» **Exercise task**
Can you copy this listing out line for line, changing nothing?

— Start of Dataset extract —

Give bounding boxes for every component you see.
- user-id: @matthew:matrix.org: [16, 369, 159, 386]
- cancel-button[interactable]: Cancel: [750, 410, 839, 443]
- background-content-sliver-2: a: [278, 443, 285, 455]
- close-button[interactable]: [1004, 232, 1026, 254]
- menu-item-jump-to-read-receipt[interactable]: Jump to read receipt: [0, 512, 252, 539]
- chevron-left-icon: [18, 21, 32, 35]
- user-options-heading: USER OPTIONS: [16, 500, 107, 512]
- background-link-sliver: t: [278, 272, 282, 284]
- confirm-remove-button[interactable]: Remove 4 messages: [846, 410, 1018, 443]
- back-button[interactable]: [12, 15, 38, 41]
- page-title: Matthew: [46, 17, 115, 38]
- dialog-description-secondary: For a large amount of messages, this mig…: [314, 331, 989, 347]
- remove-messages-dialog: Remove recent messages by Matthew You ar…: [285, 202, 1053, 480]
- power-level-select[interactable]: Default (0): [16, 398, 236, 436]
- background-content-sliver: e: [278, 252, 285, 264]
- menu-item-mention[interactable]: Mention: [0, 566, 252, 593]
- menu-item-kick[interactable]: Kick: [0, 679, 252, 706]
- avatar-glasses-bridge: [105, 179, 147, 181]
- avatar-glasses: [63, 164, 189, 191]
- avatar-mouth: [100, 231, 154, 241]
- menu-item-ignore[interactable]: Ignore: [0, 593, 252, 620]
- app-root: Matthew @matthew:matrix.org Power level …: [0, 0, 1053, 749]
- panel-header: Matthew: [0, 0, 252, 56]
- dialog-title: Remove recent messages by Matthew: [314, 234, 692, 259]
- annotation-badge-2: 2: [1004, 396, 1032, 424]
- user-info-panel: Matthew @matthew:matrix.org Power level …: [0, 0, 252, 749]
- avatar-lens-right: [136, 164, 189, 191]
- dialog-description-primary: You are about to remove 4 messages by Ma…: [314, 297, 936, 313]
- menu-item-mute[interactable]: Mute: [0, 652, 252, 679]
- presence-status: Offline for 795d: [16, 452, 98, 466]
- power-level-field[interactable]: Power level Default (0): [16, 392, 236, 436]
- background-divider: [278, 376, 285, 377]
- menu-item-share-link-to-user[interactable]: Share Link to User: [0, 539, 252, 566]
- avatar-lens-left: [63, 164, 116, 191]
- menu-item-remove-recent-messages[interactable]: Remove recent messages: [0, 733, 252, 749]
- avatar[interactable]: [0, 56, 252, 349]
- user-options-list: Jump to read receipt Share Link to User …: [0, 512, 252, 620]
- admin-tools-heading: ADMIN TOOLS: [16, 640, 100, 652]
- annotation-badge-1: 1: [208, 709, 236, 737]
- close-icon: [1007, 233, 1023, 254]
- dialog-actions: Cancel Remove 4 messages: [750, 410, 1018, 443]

— End of Dataset extract —

» **Correct response**
Give bounding boxes for every component you see.
- user-id: @matthew:matrix.org: [16, 369, 159, 386]
- cancel-button[interactable]: Cancel: [750, 410, 839, 443]
- background-content-sliver-2: a: [278, 443, 285, 455]
- close-button[interactable]: [1004, 232, 1026, 254]
- menu-item-jump-to-read-receipt[interactable]: Jump to read receipt: [0, 512, 252, 539]
- chevron-left-icon: [18, 21, 32, 35]
- user-options-heading: USER OPTIONS: [16, 500, 107, 512]
- background-link-sliver: t: [278, 272, 282, 284]
- confirm-remove-button[interactable]: Remove 4 messages: [846, 410, 1018, 443]
- back-button[interactable]: [12, 15, 38, 41]
- page-title: Matthew: [46, 17, 115, 38]
- dialog-description-secondary: For a large amount of messages, this mig…: [314, 331, 989, 347]
- remove-messages-dialog: Remove recent messages by Matthew You ar…: [285, 202, 1053, 480]
- power-level-select[interactable]: Default (0): [16, 398, 236, 436]
- background-content-sliver: e: [278, 252, 285, 264]
- menu-item-mention[interactable]: Mention: [0, 566, 252, 593]
- menu-item-kick[interactable]: Kick: [0, 679, 252, 706]
- avatar-glasses-bridge: [105, 179, 147, 181]
- avatar-glasses: [63, 164, 189, 191]
- avatar-mouth: [100, 231, 154, 241]
- menu-item-ignore[interactable]: Ignore: [0, 593, 252, 620]
- app-root: Matthew @matthew:matrix.org Power level …: [0, 0, 1053, 749]
- panel-header: Matthew: [0, 0, 252, 56]
- dialog-title: Remove recent messages by Matthew: [314, 234, 692, 259]
- annotation-badge-2: 2: [1004, 396, 1032, 424]
- user-info-panel: Matthew @matthew:matrix.org Power level …: [0, 0, 252, 749]
- avatar-lens-right: [136, 164, 189, 191]
- dialog-description-primary: You are about to remove 4 messages by Ma…: [314, 297, 936, 313]
- menu-item-mute[interactable]: Mute: [0, 652, 252, 679]
- presence-status: Offline for 795d: [16, 452, 98, 466]
- power-level-field[interactable]: Power level Default (0): [16, 392, 236, 436]
- background-divider: [278, 376, 285, 377]
- menu-item-share-link-to-user[interactable]: Share Link to User: [0, 539, 252, 566]
- avatar-lens-left: [63, 164, 116, 191]
- menu-item-remove-recent-messages[interactable]: Remove recent messages: [0, 733, 252, 749]
- avatar[interactable]: [0, 56, 252, 349]
- user-options-list: Jump to read receipt Share Link to User …: [0, 512, 252, 620]
- admin-tools-heading: ADMIN TOOLS: [16, 640, 100, 652]
- annotation-badge-1: 1: [208, 709, 236, 737]
- close-icon: [1007, 233, 1023, 254]
- dialog-actions: Cancel Remove 4 messages: [750, 410, 1018, 443]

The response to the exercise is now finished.